··· DATA EXCERPTS
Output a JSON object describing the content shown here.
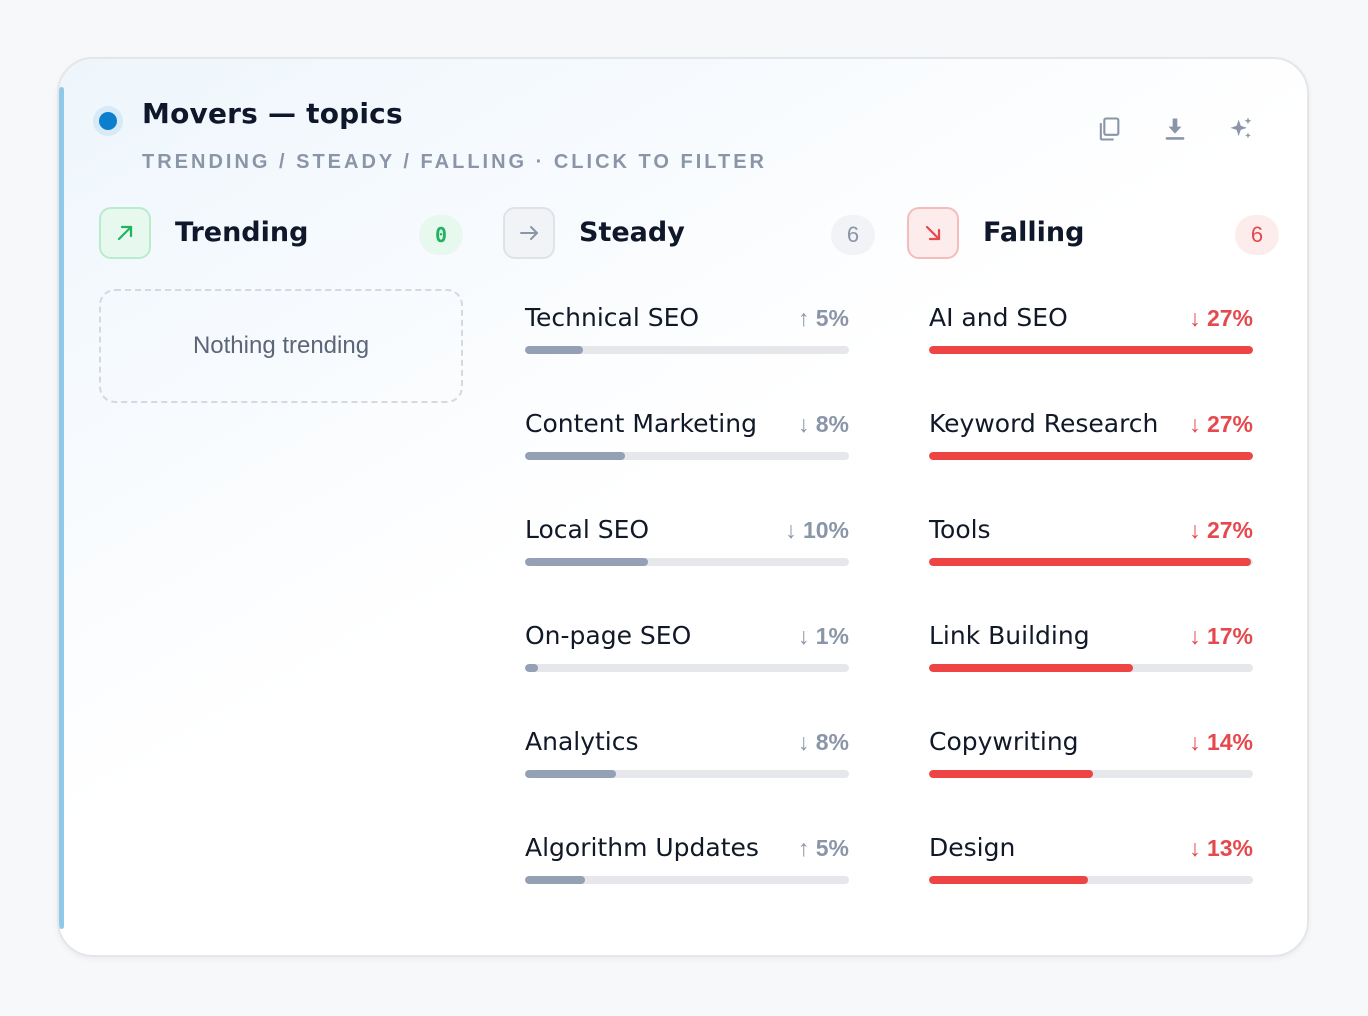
{
  "header": {
    "title": "Movers — topics",
    "subtitle": "TRENDING / STEADY / FALLING · CLICK TO FILTER",
    "accent_color": "#0b7fcd",
    "actions": [
      {
        "name": "copy",
        "icon": "copy-icon"
      },
      {
        "name": "download",
        "icon": "download-icon"
      },
      {
        "name": "ai",
        "icon": "sparkles-icon"
      }
    ]
  },
  "columns": {
    "trending": {
      "title": "Trending",
      "count": "0",
      "icon": "arrow-up-right-icon",
      "color": "#22b35e",
      "empty_text": "Nothing trending",
      "items": []
    },
    "steady": {
      "title": "Steady",
      "count": "6",
      "icon": "arrow-right-icon",
      "color": "#94a0b4",
      "items": [
        {
          "label": "Technical SEO",
          "delta": "↑ 5%",
          "level": 0.18
        },
        {
          "label": "Content Marketing",
          "delta": "↓ 8%",
          "level": 0.31
        },
        {
          "label": "Local SEO",
          "delta": "↓ 10%",
          "level": 0.38
        },
        {
          "label": "On-page SEO",
          "delta": "↓ 1%",
          "level": 0.04
        },
        {
          "label": "Analytics",
          "delta": "↓ 8%",
          "level": 0.28
        },
        {
          "label": "Algorithm Updates",
          "delta": "↑ 5%",
          "level": 0.185
        }
      ]
    },
    "falling": {
      "title": "Falling",
      "count": "6",
      "icon": "arrow-down-right-icon",
      "color": "#ee4444",
      "items": [
        {
          "label": "AI and SEO",
          "delta": "↓ 27%",
          "level": 1.0
        },
        {
          "label": "Keyword Research",
          "delta": "↓ 27%",
          "level": 1.0
        },
        {
          "label": "Tools",
          "delta": "↓ 27%",
          "level": 0.995
        },
        {
          "label": "Link Building",
          "delta": "↓ 17%",
          "level": 0.63
        },
        {
          "label": "Copywriting",
          "delta": "↓ 14%",
          "level": 0.505
        },
        {
          "label": "Design",
          "delta": "↓ 13%",
          "level": 0.49
        }
      ]
    }
  }
}
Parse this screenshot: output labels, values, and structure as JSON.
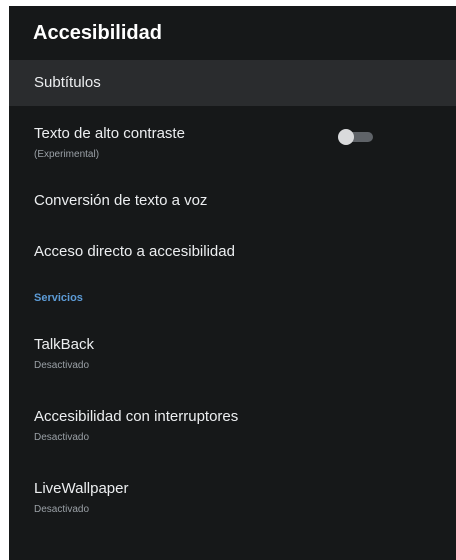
{
  "header": {
    "title": "Accesibilidad"
  },
  "items": [
    {
      "label": "Subtítulos"
    },
    {
      "label": "Texto de alto contraste",
      "sub": "(Experimental)",
      "toggle_on": false
    },
    {
      "label": "Conversión de texto a voz"
    },
    {
      "label": "Acceso directo a accesibilidad"
    }
  ],
  "section": {
    "title": "Servicios"
  },
  "services": [
    {
      "label": "TalkBack",
      "status": "Desactivado"
    },
    {
      "label": "Accesibilidad con interruptores",
      "status": "Desactivado"
    },
    {
      "label": "LiveWallpaper",
      "status": "Desactivado"
    }
  ],
  "colors": {
    "background": "#161819",
    "focused_row": "#2a2c2e",
    "section_accent": "#5c9bd6"
  }
}
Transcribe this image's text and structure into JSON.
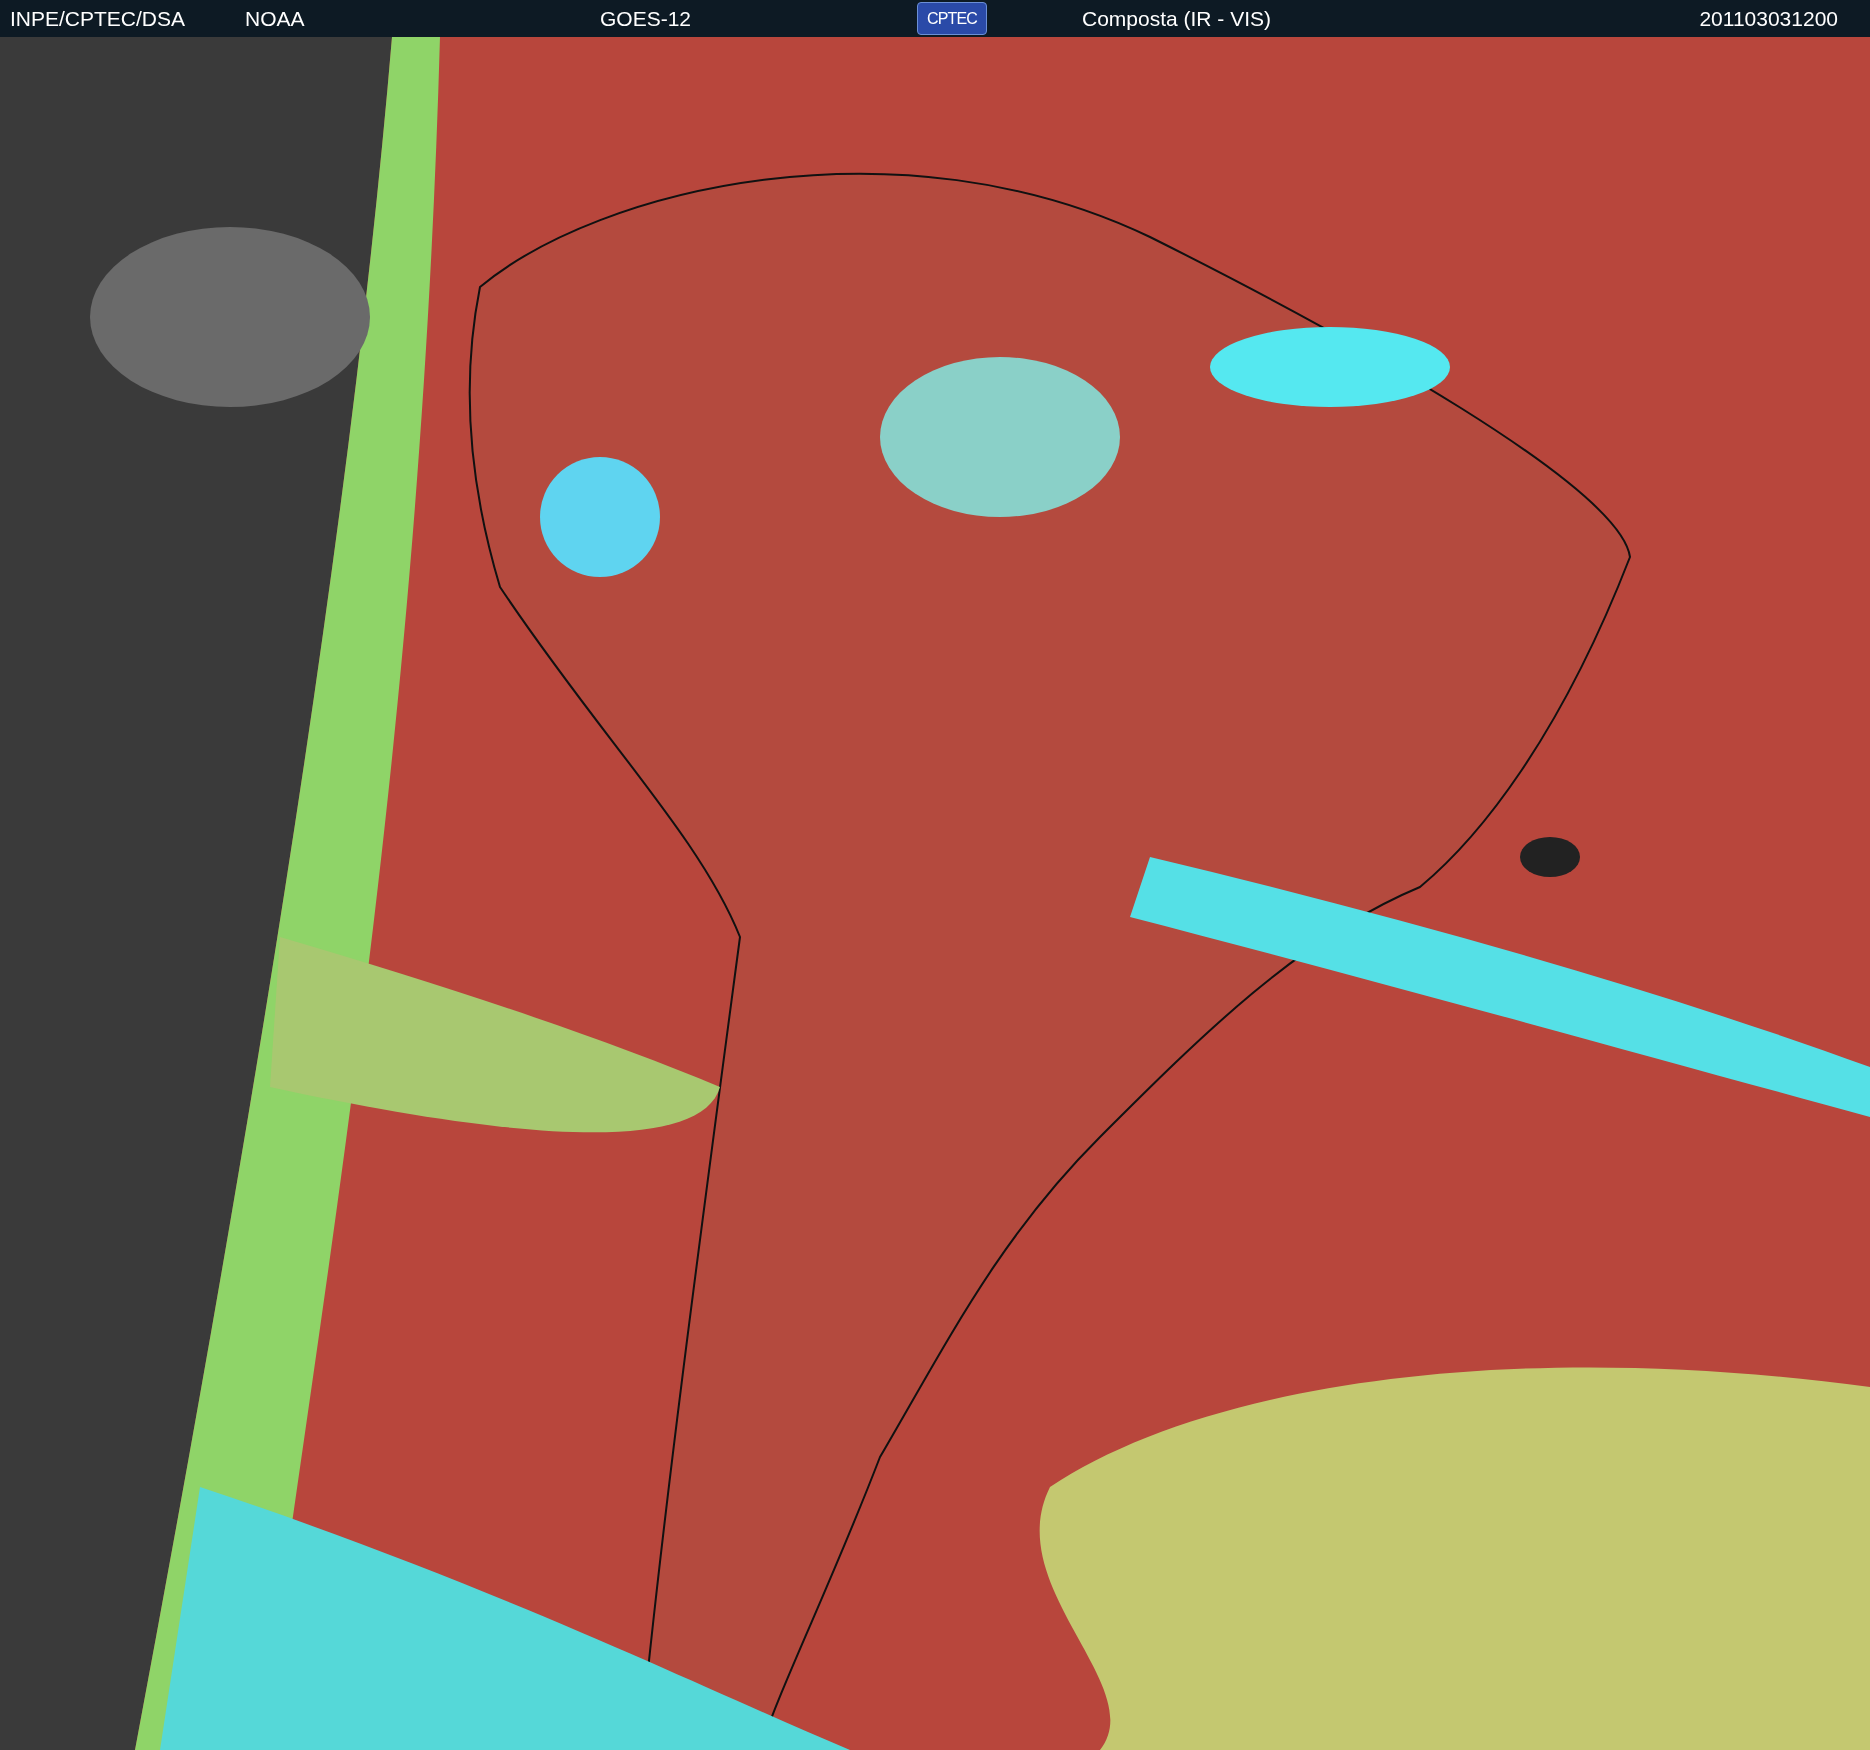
{
  "header": {
    "source": "INPE/CPTEC/DSA",
    "agency": "NOAA",
    "satellite": "GOES-12",
    "logo": "CPTEC",
    "product": "Composta (IR - VIS)",
    "timestamp": "201103031200"
  }
}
······
→ STATED EXERCISE
Reproduce all of the material exactly, apart from the pictures.

→ RESPONSE BELOW
Output a JSON object describing the content shown here.
{
  "header": {
    "title": "Movers — topics",
    "subtitle": "TRENDING / STEADY / FALLING · CLICK TO FILTER",
    "accent_color": "#0b7fcd",
    "actions": [
      {
        "name": "copy",
        "icon": "copy-icon"
      },
      {
        "name": "download",
        "icon": "download-icon"
      },
      {
        "name": "ai",
        "icon": "sparkles-icon"
      }
    ]
  },
  "columns": {
    "trending": {
      "title": "Trending",
      "count": "0",
      "icon": "arrow-up-right-icon",
      "color": "#22b35e",
      "empty_text": "Nothing trending",
      "items": []
    },
    "steady": {
      "title": "Steady",
      "count": "6",
      "icon": "arrow-right-icon",
      "color": "#94a0b4",
      "items": [
        {
          "label": "Technical SEO",
          "delta": "↑ 5%",
          "level": 0.18
        },
        {
          "label": "Content Marketing",
          "delta": "↓ 8%",
          "level": 0.31
        },
        {
          "label": "Local SEO",
          "delta": "↓ 10%",
          "level": 0.38
        },
        {
          "label": "On-page SEO",
          "delta": "↓ 1%",
          "level": 0.04
        },
        {
          "label": "Analytics",
          "delta": "↓ 8%",
          "level": 0.28
        },
        {
          "label": "Algorithm Updates",
          "delta": "↑ 5%",
          "level": 0.185
        }
      ]
    },
    "falling": {
      "title": "Falling",
      "count": "6",
      "icon": "arrow-down-right-icon",
      "color": "#ee4444",
      "items": [
        {
          "label": "AI and SEO",
          "delta": "↓ 27%",
          "level": 1.0
        },
        {
          "label": "Keyword Research",
          "delta": "↓ 27%",
          "level": 1.0
        },
        {
          "label": "Tools",
          "delta": "↓ 27%",
          "level": 0.995
        },
        {
          "label": "Link Building",
          "delta": "↓ 17%",
          "level": 0.63
        },
        {
          "label": "Copywriting",
          "delta": "↓ 14%",
          "level": 0.505
        },
        {
          "label": "Design",
          "delta": "↓ 13%",
          "level": 0.49
        }
      ]
    }
  }
}
Parse this screenshot: output labels, values, and structure as JSON.
{
  "header": {
    "title": "Accesibilidad"
  },
  "items": [
    {
      "label": "Subtítulos"
    },
    {
      "label": "Texto de alto contraste",
      "sub": "(Experimental)",
      "toggle_on": false
    },
    {
      "label": "Conversión de texto a voz"
    },
    {
      "label": "Acceso directo a accesibilidad"
    }
  ],
  "section": {
    "title": "Servicios"
  },
  "services": [
    {
      "label": "TalkBack",
      "status": "Desactivado"
    },
    {
      "label": "Accesibilidad con interruptores",
      "status": "Desactivado"
    },
    {
      "label": "LiveWallpaper",
      "status": "Desactivado"
    }
  ],
  "colors": {
    "background": "#161819",
    "focused_row": "#2a2c2e",
    "section_accent": "#5c9bd6"
  }
}
Transcribe this image's text and structure into JSON.
{
  "header": {
    "source": "INPE/CPTEC/DSA",
    "agency": "NOAA",
    "satellite": "GOES-12",
    "logo": "CPTEC",
    "product": "Composta (IR - VIS)",
    "timestamp": "201103031200"
  }
}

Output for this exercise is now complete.